GIVEN EXERCISE A
In the entries, from the line with "y-tick-label: 200 bbox=[96, 428, 128, 448]" to the line with "gridlines bbox=[132, 227, 668, 490]", substitute "trend-arrow-icon" for "trend-up-arrow-icon" and give those lines again with nothing else changed.

READING TEXT
________________

2024 Kansas Lottery 300
- Date: September 28, 2024
- Location: Kansas Speedway in Kansas City, Kansas
- Course: Permanent racing facility
- Course length: 1.5 miles (2.4 km)
- Distance: 200 laps, 300 mi (482 km)
- Average speed: 121.036 mph (194.789 km/h)

Pole position
- Driver: Brandon Jones; / JR Motorsports
- Time: 30.760

Most laps led
- Driver: Chandler Smith / Joe Gibbs Racing
- Laps: 114

Winner
- No. 20: Aric Almirola / Joe Gibbs Racing

Television in the United States
- Network: The CW
- Announcers: Rick Allen, Jeff Burton, and Steve Letarte.

________________

[Element position data]
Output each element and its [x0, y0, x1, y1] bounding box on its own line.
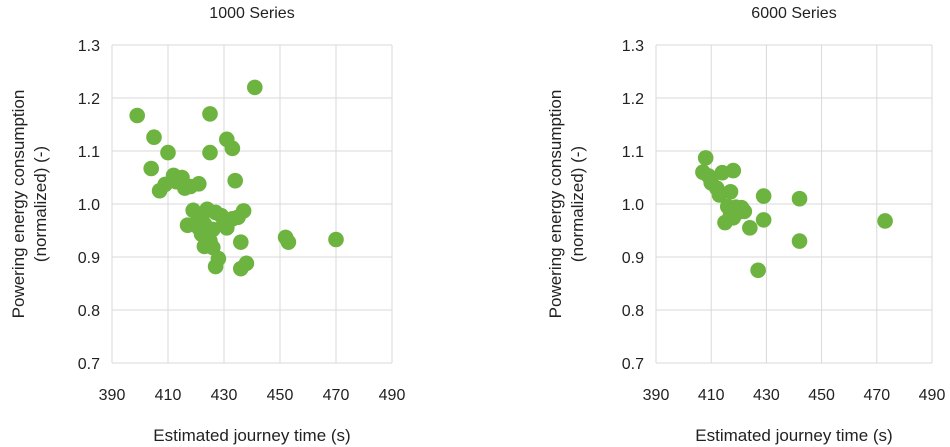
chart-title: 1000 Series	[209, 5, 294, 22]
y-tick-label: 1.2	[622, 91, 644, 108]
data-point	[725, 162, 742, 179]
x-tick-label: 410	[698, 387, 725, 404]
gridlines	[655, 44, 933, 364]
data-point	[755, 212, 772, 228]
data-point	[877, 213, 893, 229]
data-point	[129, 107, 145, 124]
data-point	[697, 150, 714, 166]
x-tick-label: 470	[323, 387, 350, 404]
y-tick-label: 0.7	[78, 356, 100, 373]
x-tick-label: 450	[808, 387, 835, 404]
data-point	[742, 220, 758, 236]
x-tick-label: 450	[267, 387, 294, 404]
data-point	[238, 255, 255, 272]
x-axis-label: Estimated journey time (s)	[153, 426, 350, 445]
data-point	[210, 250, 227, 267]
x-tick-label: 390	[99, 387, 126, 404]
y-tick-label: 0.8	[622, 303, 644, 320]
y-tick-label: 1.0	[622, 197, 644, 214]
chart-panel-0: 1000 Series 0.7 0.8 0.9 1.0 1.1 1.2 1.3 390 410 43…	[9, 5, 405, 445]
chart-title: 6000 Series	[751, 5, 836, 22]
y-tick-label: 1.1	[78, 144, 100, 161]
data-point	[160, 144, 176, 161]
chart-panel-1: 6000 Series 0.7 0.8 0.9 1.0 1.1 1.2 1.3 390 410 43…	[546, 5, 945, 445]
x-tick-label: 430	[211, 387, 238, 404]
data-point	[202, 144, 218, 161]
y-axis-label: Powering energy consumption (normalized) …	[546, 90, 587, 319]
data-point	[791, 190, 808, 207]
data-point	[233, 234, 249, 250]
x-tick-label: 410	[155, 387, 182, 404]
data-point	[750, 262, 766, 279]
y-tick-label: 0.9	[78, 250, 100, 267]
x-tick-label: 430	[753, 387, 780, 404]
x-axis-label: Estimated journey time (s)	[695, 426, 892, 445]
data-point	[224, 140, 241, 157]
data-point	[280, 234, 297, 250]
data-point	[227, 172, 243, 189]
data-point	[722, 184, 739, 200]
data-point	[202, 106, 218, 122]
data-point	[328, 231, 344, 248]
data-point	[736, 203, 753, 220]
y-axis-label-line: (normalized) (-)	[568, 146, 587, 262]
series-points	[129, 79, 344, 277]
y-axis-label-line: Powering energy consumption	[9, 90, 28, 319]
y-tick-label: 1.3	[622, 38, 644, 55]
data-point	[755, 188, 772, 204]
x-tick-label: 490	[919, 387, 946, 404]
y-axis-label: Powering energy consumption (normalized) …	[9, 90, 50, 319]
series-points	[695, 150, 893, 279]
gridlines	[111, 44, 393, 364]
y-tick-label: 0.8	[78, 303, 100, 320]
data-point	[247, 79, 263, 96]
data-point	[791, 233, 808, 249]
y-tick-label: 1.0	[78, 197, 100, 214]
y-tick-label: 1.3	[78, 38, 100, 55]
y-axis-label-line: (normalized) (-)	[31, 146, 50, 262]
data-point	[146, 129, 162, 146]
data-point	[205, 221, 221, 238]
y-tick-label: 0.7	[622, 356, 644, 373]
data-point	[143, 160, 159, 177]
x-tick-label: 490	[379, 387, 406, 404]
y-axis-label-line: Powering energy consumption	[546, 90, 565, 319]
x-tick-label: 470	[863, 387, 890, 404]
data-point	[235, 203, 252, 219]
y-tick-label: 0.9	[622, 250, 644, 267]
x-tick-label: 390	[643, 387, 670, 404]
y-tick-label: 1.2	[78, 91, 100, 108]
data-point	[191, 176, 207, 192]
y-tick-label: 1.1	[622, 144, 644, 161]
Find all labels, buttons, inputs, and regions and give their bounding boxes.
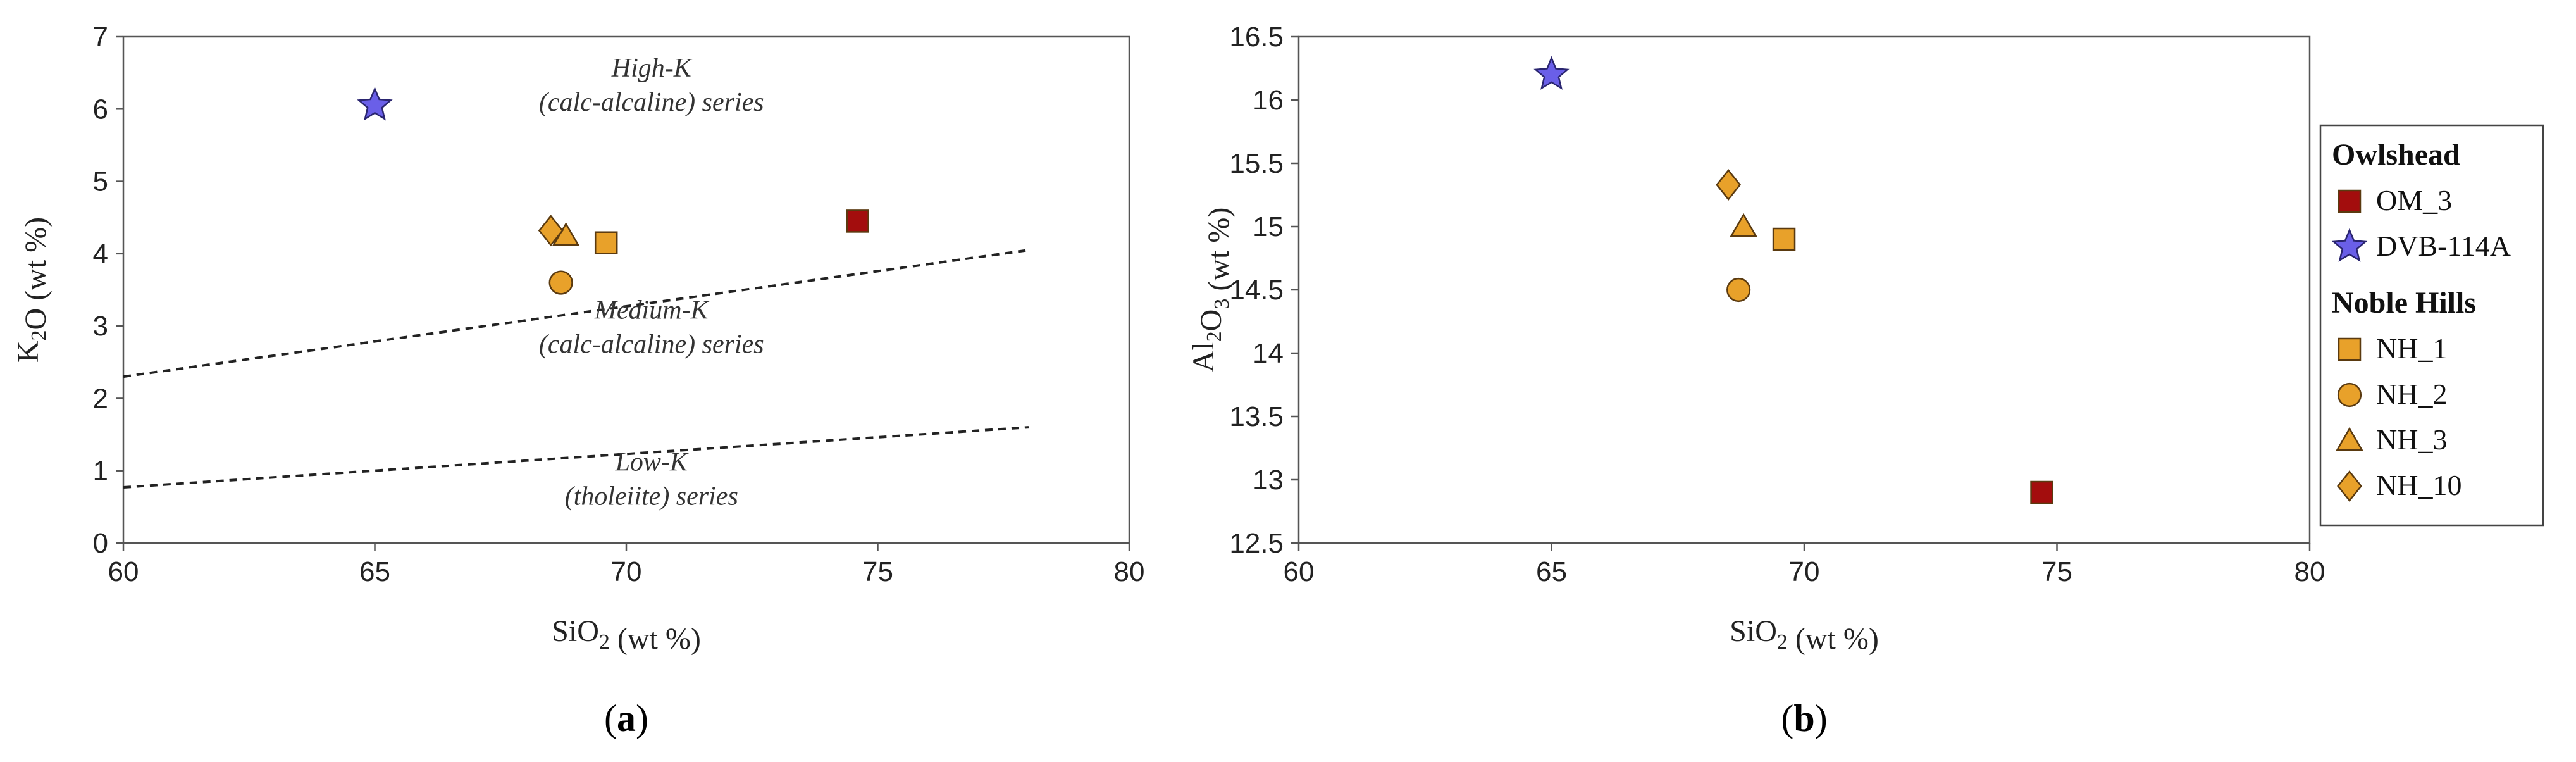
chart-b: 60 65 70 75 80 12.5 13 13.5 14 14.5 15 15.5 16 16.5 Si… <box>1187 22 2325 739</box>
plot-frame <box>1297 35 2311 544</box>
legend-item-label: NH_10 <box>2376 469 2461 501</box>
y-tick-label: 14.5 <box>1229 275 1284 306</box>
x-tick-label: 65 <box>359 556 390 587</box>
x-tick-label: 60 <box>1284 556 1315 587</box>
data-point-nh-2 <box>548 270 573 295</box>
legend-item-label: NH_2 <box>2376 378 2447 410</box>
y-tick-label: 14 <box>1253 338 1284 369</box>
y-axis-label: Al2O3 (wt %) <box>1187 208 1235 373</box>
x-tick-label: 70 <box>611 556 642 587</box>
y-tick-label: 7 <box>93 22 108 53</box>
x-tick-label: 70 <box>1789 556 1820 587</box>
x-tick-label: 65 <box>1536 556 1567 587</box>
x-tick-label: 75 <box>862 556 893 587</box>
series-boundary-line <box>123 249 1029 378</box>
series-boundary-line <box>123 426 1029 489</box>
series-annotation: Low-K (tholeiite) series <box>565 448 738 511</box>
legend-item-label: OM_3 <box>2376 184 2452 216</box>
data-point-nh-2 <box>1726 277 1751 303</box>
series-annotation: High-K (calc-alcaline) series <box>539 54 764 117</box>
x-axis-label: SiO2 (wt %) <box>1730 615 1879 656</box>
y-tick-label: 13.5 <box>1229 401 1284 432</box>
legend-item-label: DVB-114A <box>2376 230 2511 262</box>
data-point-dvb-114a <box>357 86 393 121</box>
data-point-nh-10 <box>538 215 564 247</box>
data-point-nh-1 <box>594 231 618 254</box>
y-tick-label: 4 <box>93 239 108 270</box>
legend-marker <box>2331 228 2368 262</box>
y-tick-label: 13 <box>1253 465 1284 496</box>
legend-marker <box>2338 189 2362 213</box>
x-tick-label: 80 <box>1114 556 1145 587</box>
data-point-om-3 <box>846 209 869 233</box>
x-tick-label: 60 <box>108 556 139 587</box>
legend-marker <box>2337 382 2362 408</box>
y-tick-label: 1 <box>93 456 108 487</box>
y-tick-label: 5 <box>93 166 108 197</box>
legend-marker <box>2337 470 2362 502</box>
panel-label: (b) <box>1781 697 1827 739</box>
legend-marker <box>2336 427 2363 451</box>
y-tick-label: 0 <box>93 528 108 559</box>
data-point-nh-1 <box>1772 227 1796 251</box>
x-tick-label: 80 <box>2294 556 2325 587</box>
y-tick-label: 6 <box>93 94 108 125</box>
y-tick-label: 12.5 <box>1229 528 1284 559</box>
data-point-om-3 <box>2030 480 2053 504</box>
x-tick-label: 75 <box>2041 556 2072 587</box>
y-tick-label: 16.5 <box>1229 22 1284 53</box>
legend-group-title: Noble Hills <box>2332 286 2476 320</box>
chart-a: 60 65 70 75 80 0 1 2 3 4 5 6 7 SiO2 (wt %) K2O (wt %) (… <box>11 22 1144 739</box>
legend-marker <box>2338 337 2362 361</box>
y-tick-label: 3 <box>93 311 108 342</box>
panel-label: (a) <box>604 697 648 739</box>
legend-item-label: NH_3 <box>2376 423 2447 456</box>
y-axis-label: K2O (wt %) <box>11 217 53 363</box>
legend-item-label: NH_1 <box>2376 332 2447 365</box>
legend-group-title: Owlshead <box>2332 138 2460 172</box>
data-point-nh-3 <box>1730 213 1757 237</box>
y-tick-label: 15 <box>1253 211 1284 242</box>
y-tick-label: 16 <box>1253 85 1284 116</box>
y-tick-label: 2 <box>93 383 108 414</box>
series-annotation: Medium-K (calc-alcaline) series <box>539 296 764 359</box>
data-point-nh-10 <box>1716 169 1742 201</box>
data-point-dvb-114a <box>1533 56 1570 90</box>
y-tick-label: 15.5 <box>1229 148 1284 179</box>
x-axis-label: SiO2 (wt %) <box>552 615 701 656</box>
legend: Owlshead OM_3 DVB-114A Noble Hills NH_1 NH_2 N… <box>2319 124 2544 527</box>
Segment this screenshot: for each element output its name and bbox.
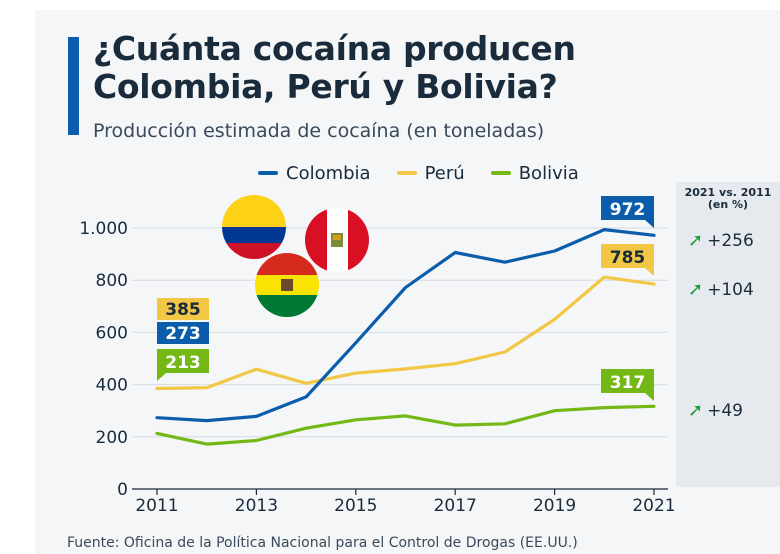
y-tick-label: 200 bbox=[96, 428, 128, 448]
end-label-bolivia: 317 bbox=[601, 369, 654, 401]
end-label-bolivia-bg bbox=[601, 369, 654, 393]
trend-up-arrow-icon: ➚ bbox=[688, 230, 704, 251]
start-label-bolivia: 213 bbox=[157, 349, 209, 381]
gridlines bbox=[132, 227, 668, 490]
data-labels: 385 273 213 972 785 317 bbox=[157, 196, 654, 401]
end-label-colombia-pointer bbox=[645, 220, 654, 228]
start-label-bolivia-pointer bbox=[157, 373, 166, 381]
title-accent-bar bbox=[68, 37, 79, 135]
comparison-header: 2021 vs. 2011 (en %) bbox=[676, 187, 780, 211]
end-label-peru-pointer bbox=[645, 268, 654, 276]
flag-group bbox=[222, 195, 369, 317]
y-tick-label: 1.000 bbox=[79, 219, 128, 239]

________________

GIVEN EXERCISE B
Reproduce the race summary word for word from "2024 Kansas Lottery" to "miles (2.4 km)".

WORKED ANSWER A
y-tick-label: 200 bbox=[96, 428, 128, 448]
end-label-bolivia: 317 bbox=[601, 369, 654, 401]
end-label-bolivia-bg bbox=[601, 369, 654, 393]
trend-arrow-icon: ➚ bbox=[688, 230, 704, 251]
start-label-bolivia: 213 bbox=[157, 349, 209, 381]
gridlines bbox=[132, 227, 668, 490]

WORKED ANSWER B
2024 Kansas Lottery 300
- Date: September 28, 2024
- Location: Kansas Speedway in Kansas City, Kansas
- Course: Permanent racing facility
- Course length: 1.5 miles (2.4 km)